DATA TO USE ▸
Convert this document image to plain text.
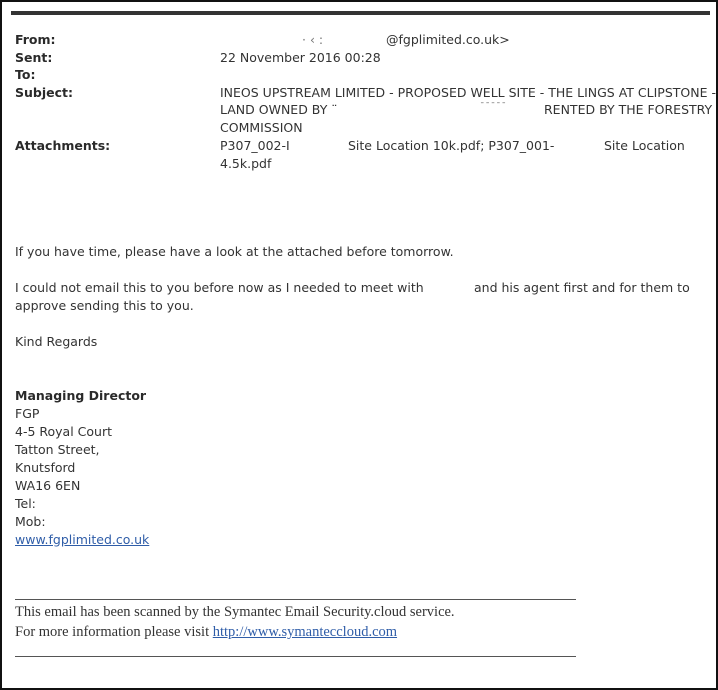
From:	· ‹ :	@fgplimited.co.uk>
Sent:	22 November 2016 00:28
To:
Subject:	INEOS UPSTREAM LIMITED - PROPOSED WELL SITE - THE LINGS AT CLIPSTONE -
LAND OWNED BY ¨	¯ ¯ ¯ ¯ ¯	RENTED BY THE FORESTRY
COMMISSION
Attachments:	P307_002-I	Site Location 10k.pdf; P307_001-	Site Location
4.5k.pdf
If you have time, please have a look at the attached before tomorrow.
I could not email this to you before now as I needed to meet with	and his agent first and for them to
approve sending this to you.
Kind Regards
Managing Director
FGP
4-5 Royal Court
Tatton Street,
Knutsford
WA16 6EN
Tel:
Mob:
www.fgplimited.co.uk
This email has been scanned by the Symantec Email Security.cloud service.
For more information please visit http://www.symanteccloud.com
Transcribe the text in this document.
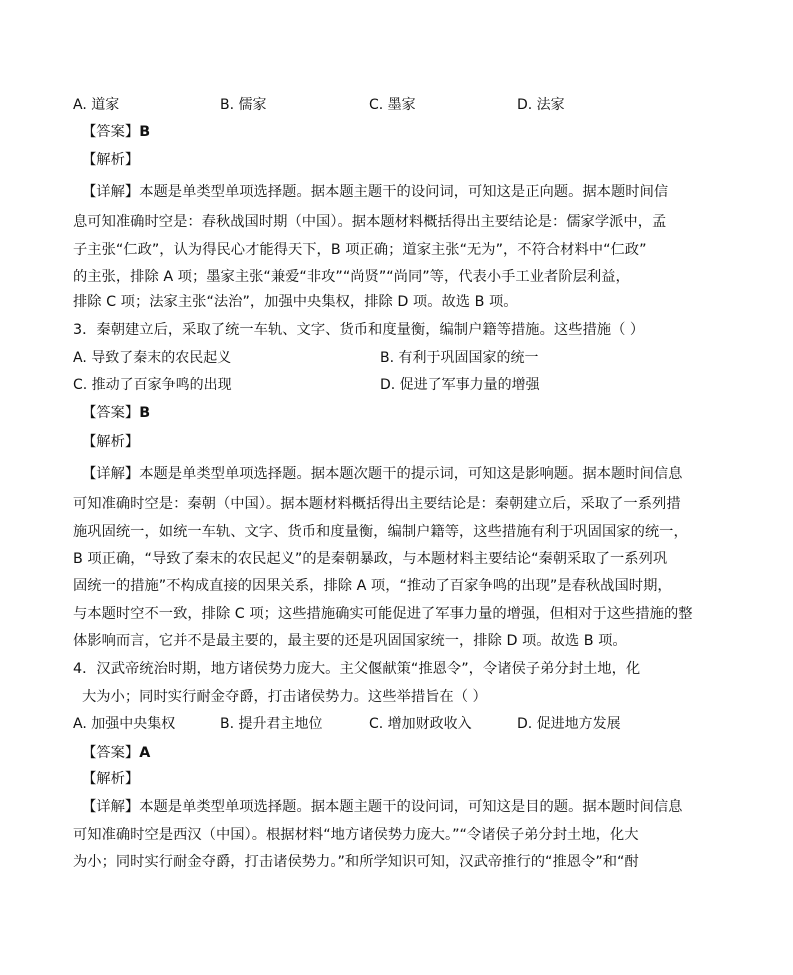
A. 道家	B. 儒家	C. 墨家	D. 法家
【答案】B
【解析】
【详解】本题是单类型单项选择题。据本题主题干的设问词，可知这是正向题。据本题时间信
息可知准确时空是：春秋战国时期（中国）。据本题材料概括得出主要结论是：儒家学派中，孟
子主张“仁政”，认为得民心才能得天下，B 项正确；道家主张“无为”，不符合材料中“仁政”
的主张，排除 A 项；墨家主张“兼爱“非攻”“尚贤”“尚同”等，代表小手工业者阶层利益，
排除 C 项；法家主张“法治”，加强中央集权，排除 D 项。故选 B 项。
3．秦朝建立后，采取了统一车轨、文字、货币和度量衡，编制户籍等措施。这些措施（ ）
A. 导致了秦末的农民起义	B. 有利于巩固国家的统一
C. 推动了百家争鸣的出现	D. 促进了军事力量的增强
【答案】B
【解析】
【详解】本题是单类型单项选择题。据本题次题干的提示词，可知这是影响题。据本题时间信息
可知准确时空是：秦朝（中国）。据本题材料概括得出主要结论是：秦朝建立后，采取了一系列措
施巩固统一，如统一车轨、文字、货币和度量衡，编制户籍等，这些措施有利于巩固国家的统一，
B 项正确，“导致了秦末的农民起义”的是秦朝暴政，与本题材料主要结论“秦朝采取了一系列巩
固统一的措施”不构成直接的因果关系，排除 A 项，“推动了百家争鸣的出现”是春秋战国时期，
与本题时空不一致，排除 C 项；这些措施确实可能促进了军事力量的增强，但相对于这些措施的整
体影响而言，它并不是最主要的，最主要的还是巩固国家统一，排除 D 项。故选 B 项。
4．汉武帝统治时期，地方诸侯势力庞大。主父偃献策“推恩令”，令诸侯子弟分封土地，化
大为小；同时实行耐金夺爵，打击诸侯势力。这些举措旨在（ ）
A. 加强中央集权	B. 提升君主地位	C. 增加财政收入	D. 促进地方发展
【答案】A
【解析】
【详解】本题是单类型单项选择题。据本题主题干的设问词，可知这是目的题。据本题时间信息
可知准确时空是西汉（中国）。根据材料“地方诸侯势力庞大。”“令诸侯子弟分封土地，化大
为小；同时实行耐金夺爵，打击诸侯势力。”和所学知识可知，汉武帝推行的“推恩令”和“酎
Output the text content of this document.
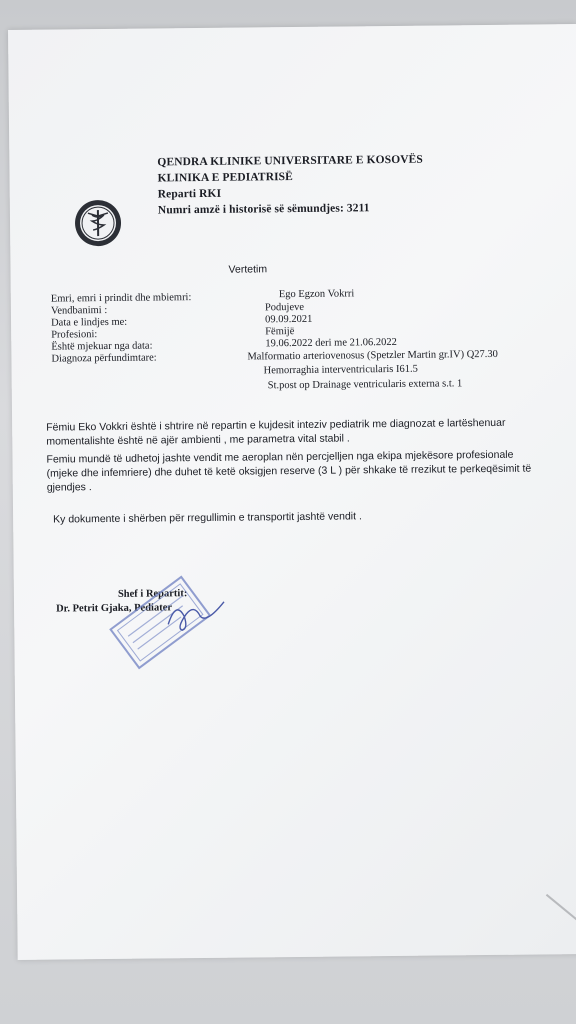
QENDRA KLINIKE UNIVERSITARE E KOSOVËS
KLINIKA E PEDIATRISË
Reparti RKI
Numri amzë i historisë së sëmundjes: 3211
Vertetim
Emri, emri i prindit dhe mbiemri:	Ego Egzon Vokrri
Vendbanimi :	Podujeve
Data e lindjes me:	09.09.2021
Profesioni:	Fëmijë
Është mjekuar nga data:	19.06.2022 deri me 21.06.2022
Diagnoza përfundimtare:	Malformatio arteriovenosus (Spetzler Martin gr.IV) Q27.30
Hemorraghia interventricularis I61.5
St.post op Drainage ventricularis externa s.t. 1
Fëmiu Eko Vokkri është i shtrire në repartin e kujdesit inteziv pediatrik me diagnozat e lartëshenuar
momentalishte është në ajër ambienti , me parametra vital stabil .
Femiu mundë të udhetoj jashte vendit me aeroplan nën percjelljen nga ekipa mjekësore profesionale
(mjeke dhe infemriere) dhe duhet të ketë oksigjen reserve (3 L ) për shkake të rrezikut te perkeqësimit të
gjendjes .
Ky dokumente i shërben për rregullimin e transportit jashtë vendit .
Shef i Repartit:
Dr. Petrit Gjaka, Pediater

EXERCISE DIRECTIONS ▸ Reproduce the full listing faithfully, but do not carry over any pictures.

WORKED ANSWER ▸
Convert this document image to plain text.
From:	· ‹ :	@fgplimited.co.uk>
Sent:	22 November 2016 00:28
To:
Subject:	INEOS UPSTREAM LIMITED - PROPOSED WELL SITE - THE LINGS AT CLIPSTONE -
LAND OWNED BY ¨	¯ ¯ ¯ ¯ ¯	RENTED BY THE FORESTRY
COMMISSION
Attachments:	P307_002-I	Site Location 10k.pdf; P307_001-	Site Location
4.5k.pdf
If you have time, please have a look at the attached before tomorrow.
I could not email this to you before now as I needed to meet with	and his agent first and for them to
approve sending this to you.
Kind Regards
Managing Director
FGP
4-5 Royal Court
Tatton Street,
Knutsford
WA16 6EN
Tel:
Mob:
www.fgplimited.co.uk
This email has been scanned by the Symantec Email Security.cloud service.
For more information please visit http://www.symanteccloud.com
Transcribe the text in this document.
A. 道家	B. 儒家	C. 墨家	D. 法家
【答案】B
【解析】
【详解】本题是单类型单项选择题。据本题主题干的设问词，可知这是正向题。据本题时间信
息可知准确时空是：春秋战国时期（中国）。据本题材料概括得出主要结论是：儒家学派中，孟
子主张“仁政”，认为得民心才能得天下，B 项正确；道家主张“无为”，不符合材料中“仁政”
的主张，排除 A 项；墨家主张“兼爱“非攻”“尚贤”“尚同”等，代表小手工业者阶层利益，
排除 C 项；法家主张“法治”，加强中央集权，排除 D 项。故选 B 项。
3．秦朝建立后，采取了统一车轨、文字、货币和度量衡，编制户籍等措施。这些措施（ ）
A. 导致了秦末的农民起义	B. 有利于巩固国家的统一
C. 推动了百家争鸣的出现	D. 促进了军事力量的增强
【答案】B
【解析】
【详解】本题是单类型单项选择题。据本题次题干的提示词，可知这是影响题。据本题时间信息
可知准确时空是：秦朝（中国）。据本题材料概括得出主要结论是：秦朝建立后，采取了一系列措
施巩固统一，如统一车轨、文字、货币和度量衡，编制户籍等，这些措施有利于巩固国家的统一，
B 项正确，“导致了秦末的农民起义”的是秦朝暴政，与本题材料主要结论“秦朝采取了一系列巩
固统一的措施”不构成直接的因果关系，排除 A 项，“推动了百家争鸣的出现”是春秋战国时期，
与本题时空不一致，排除 C 项；这些措施确实可能促进了军事力量的增强，但相对于这些措施的整
体影响而言，它并不是最主要的，最主要的还是巩固国家统一，排除 D 项。故选 B 项。
4．汉武帝统治时期，地方诸侯势力庞大。主父偃献策“推恩令”，令诸侯子弟分封土地，化
大为小；同时实行耐金夺爵，打击诸侯势力。这些举措旨在（ ）
A. 加强中央集权	B. 提升君主地位	C. 增加财政收入	D. 促进地方发展
【答案】A
【解析】
【详解】本题是单类型单项选择题。据本题主题干的设问词，可知这是目的题。据本题时间信息
可知准确时空是西汉（中国）。根据材料“地方诸侯势力庞大。”“令诸侯子弟分封土地，化大
为小；同时实行耐金夺爵，打击诸侯势力。”和所学知识可知，汉武帝推行的“推恩令”和“酎
Output the text content of this document.
QENDRA KLINIKE UNIVERSITARE E KOSOVËS
KLINIKA E PEDIATRISË
Reparti RKI
Numri amzë i historisë së sëmundjes: 3211
Vertetim
Emri, emri i prindit dhe mbiemri:	Ego Egzon Vokrri
Vendbanimi :	Podujeve
Data e lindjes me:	09.09.2021
Profesioni:	Fëmijë
Është mjekuar nga data:	19.06.2022 deri me 21.06.2022
Diagnoza përfundimtare:	Malformatio arteriovenosus (Spetzler Martin gr.IV) Q27.30
Hemorraghia interventricularis I61.5
St.post op Drainage ventricularis externa s.t. 1
Fëmiu Eko Vokkri është i shtrire në repartin e kujdesit inteziv pediatrik me diagnozat e lartëshenuar
momentalishte është në ajër ambienti , me parametra vital stabil .
Femiu mundë të udhetoj jashte vendit me aeroplan nën percjelljen nga ekipa mjekësore profesionale
(mjeke dhe infemriere) dhe duhet të ketë oksigjen reserve (3 L ) për shkake të rrezikut te perkeqësimit të
gjendjes .
Ky dokumente i shërben për rregullimin e transportit jashtë vendit .
Shef i Repartit:
Dr. Petrit Gjaka, Pediater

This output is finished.